Exercise aim
Copy out all the data, word for word.

Material for this task
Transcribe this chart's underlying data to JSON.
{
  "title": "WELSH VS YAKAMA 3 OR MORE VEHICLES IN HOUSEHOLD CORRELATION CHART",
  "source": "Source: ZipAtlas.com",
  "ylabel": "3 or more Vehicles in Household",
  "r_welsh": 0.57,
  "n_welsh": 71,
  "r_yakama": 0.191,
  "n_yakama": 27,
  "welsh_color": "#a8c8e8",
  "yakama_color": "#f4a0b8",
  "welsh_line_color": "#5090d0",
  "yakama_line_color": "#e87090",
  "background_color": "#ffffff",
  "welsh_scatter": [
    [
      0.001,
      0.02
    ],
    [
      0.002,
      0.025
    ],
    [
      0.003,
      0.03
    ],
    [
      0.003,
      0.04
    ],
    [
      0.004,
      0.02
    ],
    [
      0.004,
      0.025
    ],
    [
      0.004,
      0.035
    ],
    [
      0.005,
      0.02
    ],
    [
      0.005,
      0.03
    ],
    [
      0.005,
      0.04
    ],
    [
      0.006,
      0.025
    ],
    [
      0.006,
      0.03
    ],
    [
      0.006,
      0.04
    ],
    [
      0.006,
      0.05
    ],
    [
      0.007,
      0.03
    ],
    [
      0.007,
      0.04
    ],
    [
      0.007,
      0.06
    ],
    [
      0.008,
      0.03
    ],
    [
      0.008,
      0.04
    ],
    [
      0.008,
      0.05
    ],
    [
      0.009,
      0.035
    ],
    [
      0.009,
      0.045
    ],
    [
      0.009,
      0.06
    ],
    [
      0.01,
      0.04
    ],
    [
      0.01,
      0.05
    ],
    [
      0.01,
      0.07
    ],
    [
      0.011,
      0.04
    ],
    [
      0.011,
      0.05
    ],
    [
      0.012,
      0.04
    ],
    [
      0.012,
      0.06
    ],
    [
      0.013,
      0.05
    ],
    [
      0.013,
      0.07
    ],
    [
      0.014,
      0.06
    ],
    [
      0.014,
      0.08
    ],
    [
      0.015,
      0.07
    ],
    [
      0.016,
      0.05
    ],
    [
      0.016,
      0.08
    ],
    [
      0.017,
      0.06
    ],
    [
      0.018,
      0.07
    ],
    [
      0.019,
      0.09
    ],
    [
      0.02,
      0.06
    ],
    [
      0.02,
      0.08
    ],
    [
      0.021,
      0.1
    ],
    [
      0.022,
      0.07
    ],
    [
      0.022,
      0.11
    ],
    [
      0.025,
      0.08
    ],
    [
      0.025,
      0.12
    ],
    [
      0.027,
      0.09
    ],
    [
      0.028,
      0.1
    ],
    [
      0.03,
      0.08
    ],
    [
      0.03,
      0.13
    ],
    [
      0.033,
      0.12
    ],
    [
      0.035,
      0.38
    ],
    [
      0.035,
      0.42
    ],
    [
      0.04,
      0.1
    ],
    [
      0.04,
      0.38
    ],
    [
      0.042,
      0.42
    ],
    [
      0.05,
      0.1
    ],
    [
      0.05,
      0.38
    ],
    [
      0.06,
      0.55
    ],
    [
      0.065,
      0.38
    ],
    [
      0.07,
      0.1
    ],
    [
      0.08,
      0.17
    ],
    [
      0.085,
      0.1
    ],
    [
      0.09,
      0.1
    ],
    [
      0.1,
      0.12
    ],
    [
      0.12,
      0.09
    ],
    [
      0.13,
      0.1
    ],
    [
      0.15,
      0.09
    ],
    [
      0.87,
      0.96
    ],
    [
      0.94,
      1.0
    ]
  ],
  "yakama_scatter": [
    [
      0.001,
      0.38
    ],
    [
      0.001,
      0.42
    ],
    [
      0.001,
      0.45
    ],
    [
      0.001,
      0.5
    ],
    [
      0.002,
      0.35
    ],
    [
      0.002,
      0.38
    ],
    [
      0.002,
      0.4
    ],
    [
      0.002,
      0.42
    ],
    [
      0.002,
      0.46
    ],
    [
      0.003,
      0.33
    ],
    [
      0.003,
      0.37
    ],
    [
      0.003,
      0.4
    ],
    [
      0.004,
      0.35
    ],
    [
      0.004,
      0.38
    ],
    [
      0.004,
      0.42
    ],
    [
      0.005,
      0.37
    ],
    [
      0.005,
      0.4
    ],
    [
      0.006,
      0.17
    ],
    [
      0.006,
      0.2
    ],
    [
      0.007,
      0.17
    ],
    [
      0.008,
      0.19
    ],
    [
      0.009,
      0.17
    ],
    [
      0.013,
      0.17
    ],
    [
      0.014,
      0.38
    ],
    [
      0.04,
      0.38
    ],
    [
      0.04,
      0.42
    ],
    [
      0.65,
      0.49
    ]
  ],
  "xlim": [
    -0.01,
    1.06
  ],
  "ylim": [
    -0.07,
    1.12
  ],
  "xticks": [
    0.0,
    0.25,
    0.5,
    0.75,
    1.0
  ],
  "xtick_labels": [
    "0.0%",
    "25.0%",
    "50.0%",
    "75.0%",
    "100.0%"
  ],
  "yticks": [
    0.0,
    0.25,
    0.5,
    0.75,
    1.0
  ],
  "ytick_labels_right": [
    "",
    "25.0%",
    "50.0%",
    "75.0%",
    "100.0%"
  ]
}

The solution
Transcribe this chart's underlying data to JSON.
{
  "title": "WELSH VS YAKAMA 3 OR MORE VEHICLES IN HOUSEHOLD CORRELATION CHART",
  "source": "Source: ZipAtlas.com",
  "ylabel": "3 or more Vehicles in Household",
  "r_welsh": 0.57,
  "n_welsh": 71,
  "r_yakama": 0.191,
  "n_yakama": 27,
  "welsh_color": "#a8c8e8",
  "yakama_color": "#f4a0b8",
  "welsh_line_color": "#5090d0",
  "yakama_line_color": "#e87090",
  "background_color": "#ffffff",
  "welsh_scatter": [
    [
      0.001,
      0.02
    ],
    [
      0.002,
      0.025
    ],
    [
      0.003,
      0.03
    ],
    [
      0.003,
      0.04
    ],
    [
      0.004,
      0.02
    ],
    [
      0.004,
      0.025
    ],
    [
      0.004,
      0.035
    ],
    [
      0.005,
      0.02
    ],
    [
      0.005,
      0.03
    ],
    [
      0.005,
      0.04
    ],
    [
      0.006,
      0.025
    ],
    [
      0.006,
      0.03
    ],
    [
      0.006,
      0.04
    ],
    [
      0.006,
      0.05
    ],
    [
      0.007,
      0.03
    ],
    [
      0.007,
      0.04
    ],
    [
      0.007,
      0.06
    ],
    [
      0.008,
      0.03
    ],
    [
      0.008,
      0.04
    ],
    [
      0.008,
      0.05
    ],
    [
      0.009,
      0.035
    ],
    [
      0.009,
      0.045
    ],
    [
      0.009,
      0.06
    ],
    [
      0.01,
      0.04
    ],
    [
      0.01,
      0.05
    ],
    [
      0.01,
      0.07
    ],
    [
      0.011,
      0.04
    ],
    [
      0.011,
      0.05
    ],
    [
      0.012,
      0.04
    ],
    [
      0.012,
      0.06
    ],
    [
      0.013,
      0.05
    ],
    [
      0.013,
      0.07
    ],
    [
      0.014,
      0.06
    ],
    [
      0.014,
      0.08
    ],
    [
      0.015,
      0.07
    ],
    [
      0.016,
      0.05
    ],
    [
      0.016,
      0.08
    ],
    [
      0.017,
      0.06
    ],
    [
      0.018,
      0.07
    ],
    [
      0.019,
      0.09
    ],
    [
      0.02,
      0.06
    ],
    [
      0.02,
      0.08
    ],
    [
      0.021,
      0.1
    ],
    [
      0.022,
      0.07
    ],
    [
      0.022,
      0.11
    ],
    [
      0.025,
      0.08
    ],
    [
      0.025,
      0.12
    ],
    [
      0.027,
      0.09
    ],
    [
      0.028,
      0.1
    ],
    [
      0.03,
      0.08
    ],
    [
      0.03,
      0.13
    ],
    [
      0.033,
      0.12
    ],
    [
      0.035,
      0.38
    ],
    [
      0.035,
      0.42
    ],
    [
      0.04,
      0.1
    ],
    [
      0.04,
      0.38
    ],
    [
      0.042,
      0.42
    ],
    [
      0.05,
      0.1
    ],
    [
      0.05,
      0.38
    ],
    [
      0.06,
      0.55
    ],
    [
      0.065,
      0.38
    ],
    [
      0.07,
      0.1
    ],
    [
      0.08,
      0.17
    ],
    [
      0.085,
      0.1
    ],
    [
      0.09,
      0.1
    ],
    [
      0.1,
      0.12
    ],
    [
      0.12,
      0.09
    ],
    [
      0.13,
      0.1
    ],
    [
      0.15,
      0.09
    ],
    [
      0.87,
      0.96
    ],
    [
      0.94,
      1.0
    ]
  ],
  "yakama_scatter": [
    [
      0.001,
      0.38
    ],
    [
      0.001,
      0.42
    ],
    [
      0.001,
      0.45
    ],
    [
      0.001,
      0.5
    ],
    [
      0.002,
      0.35
    ],
    [
      0.002,
      0.38
    ],
    [
      0.002,
      0.4
    ],
    [
      0.002,
      0.42
    ],
    [
      0.002,
      0.46
    ],
    [
      0.003,
      0.33
    ],
    [
      0.003,
      0.37
    ],
    [
      0.003,
      0.4
    ],
    [
      0.004,
      0.35
    ],
    [
      0.004,
      0.38
    ],
    [
      0.004,
      0.42
    ],
    [
      0.005,
      0.37
    ],
    [
      0.005,
      0.4
    ],
    [
      0.006,
      0.17
    ],
    [
      0.006,
      0.2
    ],
    [
      0.007,
      0.17
    ],
    [
      0.008,
      0.19
    ],
    [
      0.009,
      0.17
    ],
    [
      0.013,
      0.17
    ],
    [
      0.014,
      0.38
    ],
    [
      0.04,
      0.38
    ],
    [
      0.04,
      0.42
    ],
    [
      0.65,
      0.49
    ]
  ],
  "xlim": [
    -0.01,
    1.06
  ],
  "ylim": [
    -0.07,
    1.12
  ],
  "xticks": [
    0.0,
    0.25,
    0.5,
    0.75,
    1.0
  ],
  "xtick_labels": [
    "0.0%",
    "25.0%",
    "50.0%",
    "75.0%",
    "100.0%"
  ],
  "yticks": [
    0.0,
    0.25,
    0.5,
    0.75,
    1.0
  ],
  "ytick_labels_right": [
    "",
    "25.0%",
    "50.0%",
    "75.0%",
    "100.0%"
  ]
}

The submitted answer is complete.